**Exercise instructions**
Below are some records: retype them all exactly, but not the pictures.

────────────────────

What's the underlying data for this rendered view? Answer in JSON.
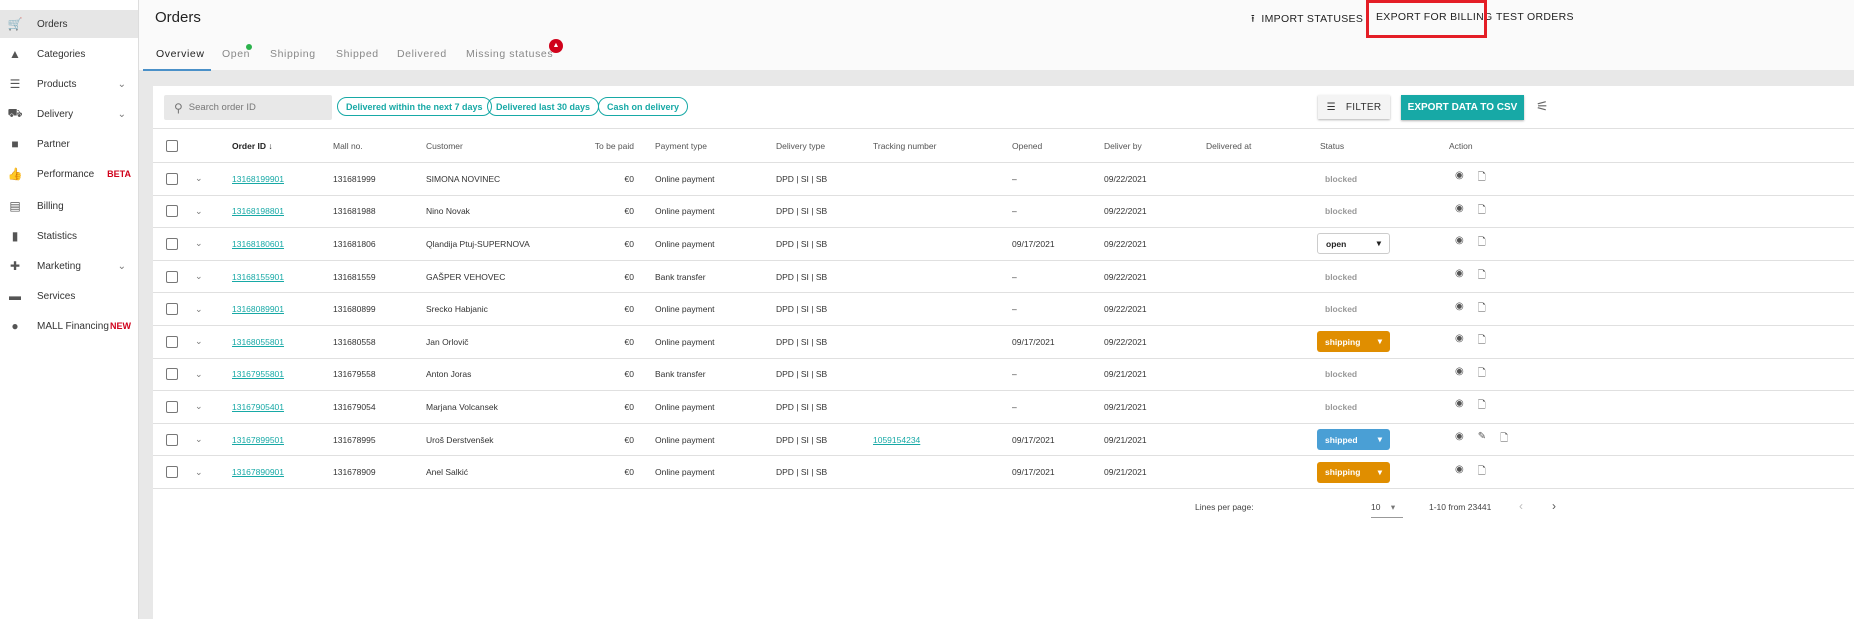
{
  "sidebar": {
    "items": [
      {
        "label": "Orders",
        "icon": "cart-icon",
        "active": true
      },
      {
        "label": "Categories",
        "icon": "shapes-icon"
      },
      {
        "label": "Products",
        "icon": "list-icon",
        "chevron": true
      },
      {
        "label": "Delivery",
        "icon": "truck-icon",
        "chevron": true
      },
      {
        "label": "Partner",
        "icon": "briefcase-icon"
      },
      {
        "label": "Performance",
        "icon": "thumb-up-icon",
        "badge": "BETA"
      },
      {
        "label": "Billing",
        "icon": "billing-icon"
      },
      {
        "label": "Statistics",
        "icon": "bar-chart-icon"
      },
      {
        "label": "Marketing",
        "icon": "marketing-icon",
        "chevron": true
      },
      {
        "label": "Services",
        "icon": "store-icon"
      },
      {
        "label": "MALL Financing",
        "icon": "financing-icon",
        "badge": "NEW"
      }
    ]
  },
  "header": {
    "title": "Orders",
    "import": "IMPORT STATUSES",
    "export_billing": "EXPORT FOR BILLING",
    "test_orders": "TEST ORDERS"
  },
  "tabs": [
    "Overview",
    "Open",
    "Shipping",
    "Shipped",
    "Delivered",
    "Missing statuses"
  ],
  "toolbar": {
    "search_placeholder": "Search order ID",
    "chips": [
      "Delivered within the next 7 days",
      "Delivered last 30 days",
      "Cash on delivery"
    ],
    "filter": "FILTER",
    "export_csv": "EXPORT DATA TO CSV"
  },
  "table": {
    "headers": [
      "Order ID",
      "Mall no.",
      "Customer",
      "To be paid",
      "Payment type",
      "Delivery type",
      "Tracking number",
      "Opened",
      "Deliver by",
      "Delivered at",
      "Status",
      "Action"
    ],
    "rows": [
      {
        "id": "13168199901",
        "mall": "131681999",
        "customer": "SIMONA NOVINEC",
        "paid": "€0",
        "payment": "Online payment",
        "delivery": "DPD | SI | SB",
        "tracking": "",
        "opened": "–",
        "deliver_by": "09/22/2021",
        "delivered_at": "",
        "status": "blocked"
      },
      {
        "id": "13168198801",
        "mall": "131681988",
        "customer": "Nino Novak",
        "paid": "€0",
        "payment": "Online payment",
        "delivery": "DPD | SI | SB",
        "tracking": "",
        "opened": "–",
        "deliver_by": "09/22/2021",
        "delivered_at": "",
        "status": "blocked"
      },
      {
        "id": "13168180601",
        "mall": "131681806",
        "customer": "Qlandija Ptuj-SUPERNOVA",
        "paid": "€0",
        "payment": "Online payment",
        "delivery": "DPD | SI | SB",
        "tracking": "",
        "opened": "09/17/2021",
        "deliver_by": "09/22/2021",
        "delivered_at": "",
        "status": "open"
      },
      {
        "id": "13168155901",
        "mall": "131681559",
        "customer": "GAŠPER VEHOVEC",
        "paid": "€0",
        "payment": "Bank transfer",
        "delivery": "DPD | SI | SB",
        "tracking": "",
        "opened": "–",
        "deliver_by": "09/22/2021",
        "delivered_at": "",
        "status": "blocked"
      },
      {
        "id": "13168089901",
        "mall": "131680899",
        "customer": "Srecko Habjanic",
        "paid": "€0",
        "payment": "Online payment",
        "delivery": "DPD | SI | SB",
        "tracking": "",
        "opened": "–",
        "deliver_by": "09/22/2021",
        "delivered_at": "",
        "status": "blocked"
      },
      {
        "id": "13168055801",
        "mall": "131680558",
        "customer": "Jan Orlovič",
        "paid": "€0",
        "payment": "Online payment",
        "delivery": "DPD | SI | SB",
        "tracking": "",
        "opened": "09/17/2021",
        "deliver_by": "09/22/2021",
        "delivered_at": "",
        "status": "shipping"
      },
      {
        "id": "13167955801",
        "mall": "131679558",
        "customer": "Anton Joras",
        "paid": "€0",
        "payment": "Bank transfer",
        "delivery": "DPD | SI | SB",
        "tracking": "",
        "opened": "–",
        "deliver_by": "09/21/2021",
        "delivered_at": "",
        "status": "blocked"
      },
      {
        "id": "13167905401",
        "mall": "131679054",
        "customer": "Marjana Volcansek",
        "paid": "€0",
        "payment": "Online payment",
        "delivery": "DPD | SI | SB",
        "tracking": "",
        "opened": "–",
        "deliver_by": "09/21/2021",
        "delivered_at": "",
        "status": "blocked"
      },
      {
        "id": "13167899501",
        "mall": "131678995",
        "customer": "Uroš Derstvenšek",
        "paid": "€0",
        "payment": "Online payment",
        "delivery": "DPD | SI | SB",
        "tracking": "1059154234",
        "opened": "09/17/2021",
        "deliver_by": "09/21/2021",
        "delivered_at": "",
        "status": "shipped",
        "editable": true
      },
      {
        "id": "13167890901",
        "mall": "131678909",
        "customer": "Anel Salkić",
        "paid": "€0",
        "payment": "Online payment",
        "delivery": "DPD | SI | SB",
        "tracking": "",
        "opened": "09/17/2021",
        "deliver_by": "09/21/2021",
        "delivered_at": "",
        "status": "shipping"
      }
    ]
  },
  "pagination": {
    "lines_label": "Lines per page:",
    "lines_value": "10",
    "range": "1-10 from 23441"
  },
  "colors": {
    "accent": "#17a9a6",
    "shipping": "#e08e00",
    "shipped": "#4a9fd5",
    "highlight": "#e41e26"
  }
}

────────────────────

**Right answer**
What's the underlying data for this rendered view? Answer in JSON.
{
  "sidebar": {
    "items": [
      {
        "label": "Orders",
        "icon": "cart-icon",
        "active": true
      },
      {
        "label": "Categories",
        "icon": "shapes-icon"
      },
      {
        "label": "Products",
        "icon": "list-icon",
        "chevron": true
      },
      {
        "label": "Delivery",
        "icon": "truck-icon",
        "chevron": true
      },
      {
        "label": "Partner",
        "icon": "briefcase-icon"
      },
      {
        "label": "Performance",
        "icon": "thumb-up-icon",
        "badge": "BETA"
      },
      {
        "label": "Billing",
        "icon": "billing-icon"
      },
      {
        "label": "Statistics",
        "icon": "bar-chart-icon"
      },
      {
        "label": "Marketing",
        "icon": "marketing-icon",
        "chevron": true
      },
      {
        "label": "Services",
        "icon": "store-icon"
      },
      {
        "label": "MALL Financing",
        "icon": "financing-icon",
        "badge": "NEW"
      }
    ]
  },
  "header": {
    "title": "Orders",
    "import": "IMPORT STATUSES",
    "export_billing": "EXPORT FOR BILLING",
    "test_orders": "TEST ORDERS"
  },
  "tabs": [
    "Overview",
    "Open",
    "Shipping",
    "Shipped",
    "Delivered",
    "Missing statuses"
  ],
  "toolbar": {
    "search_placeholder": "Search order ID",
    "chips": [
      "Delivered within the next 7 days",
      "Delivered last 30 days",
      "Cash on delivery"
    ],
    "filter": "FILTER",
    "export_csv": "EXPORT DATA TO CSV"
  },
  "table": {
    "headers": [
      "Order ID",
      "Mall no.",
      "Customer",
      "To be paid",
      "Payment type",
      "Delivery type",
      "Tracking number",
      "Opened",
      "Deliver by",
      "Delivered at",
      "Status",
      "Action"
    ],
    "rows": [
      {
        "id": "13168199901",
        "mall": "131681999",
        "customer": "SIMONA NOVINEC",
        "paid": "€0",
        "payment": "Online payment",
        "delivery": "DPD | SI | SB",
        "tracking": "",
        "opened": "–",
        "deliver_by": "09/22/2021",
        "delivered_at": "",
        "status": "blocked"
      },
      {
        "id": "13168198801",
        "mall": "131681988",
        "customer": "Nino Novak",
        "paid": "€0",
        "payment": "Online payment",
        "delivery": "DPD | SI | SB",
        "tracking": "",
        "opened": "–",
        "deliver_by": "09/22/2021",
        "delivered_at": "",
        "status": "blocked"
      },
      {
        "id": "13168180601",
        "mall": "131681806",
        "customer": "Qlandija Ptuj-SUPERNOVA",
        "paid": "€0",
        "payment": "Online payment",
        "delivery": "DPD | SI | SB",
        "tracking": "",
        "opened": "09/17/2021",
        "deliver_by": "09/22/2021",
        "delivered_at": "",
        "status": "open"
      },
      {
        "id": "13168155901",
        "mall": "131681559",
        "customer": "GAŠPER VEHOVEC",
        "paid": "€0",
        "payment": "Bank transfer",
        "delivery": "DPD | SI | SB",
        "tracking": "",
        "opened": "–",
        "deliver_by": "09/22/2021",
        "delivered_at": "",
        "status": "blocked"
      },
      {
        "id": "13168089901",
        "mall": "131680899",
        "customer": "Srecko Habjanic",
        "paid": "€0",
        "payment": "Online payment",
        "delivery": "DPD | SI | SB",
        "tracking": "",
        "opened": "–",
        "deliver_by": "09/22/2021",
        "delivered_at": "",
        "status": "blocked"
      },
      {
        "id": "13168055801",
        "mall": "131680558",
        "customer": "Jan Orlovič",
        "paid": "€0",
        "payment": "Online payment",
        "delivery": "DPD | SI | SB",
        "tracking": "",
        "opened": "09/17/2021",
        "deliver_by": "09/22/2021",
        "delivered_at": "",
        "status": "shipping"
      },
      {
        "id": "13167955801",
        "mall": "131679558",
        "customer": "Anton Joras",
        "paid": "€0",
        "payment": "Bank transfer",
        "delivery": "DPD | SI | SB",
        "tracking": "",
        "opened": "–",
        "deliver_by": "09/21/2021",
        "delivered_at": "",
        "status": "blocked"
      },
      {
        "id": "13167905401",
        "mall": "131679054",
        "customer": "Marjana Volcansek",
        "paid": "€0",
        "payment": "Online payment",
        "delivery": "DPD | SI | SB",
        "tracking": "",
        "opened": "–",
        "deliver_by": "09/21/2021",
        "delivered_at": "",
        "status": "blocked"
      },
      {
        "id": "13167899501",
        "mall": "131678995",
        "customer": "Uroš Derstvenšek",
        "paid": "€0",
        "payment": "Online payment",
        "delivery": "DPD | SI | SB",
        "tracking": "1059154234",
        "opened": "09/17/2021",
        "deliver_by": "09/21/2021",
        "delivered_at": "",
        "status": "shipped",
        "editable": true
      },
      {
        "id": "13167890901",
        "mall": "131678909",
        "customer": "Anel Salkić",
        "paid": "€0",
        "payment": "Online payment",
        "delivery": "DPD | SI | SB",
        "tracking": "",
        "opened": "09/17/2021",
        "deliver_by": "09/21/2021",
        "delivered_at": "",
        "status": "shipping"
      }
    ]
  },
  "pagination": {
    "lines_label": "Lines per page:",
    "lines_value": "10",
    "range": "1-10 from 23441"
  },
  "colors": {
    "accent": "#17a9a6",
    "shipping": "#e08e00",
    "shipped": "#4a9fd5",
    "highlight": "#e41e26"
  }
}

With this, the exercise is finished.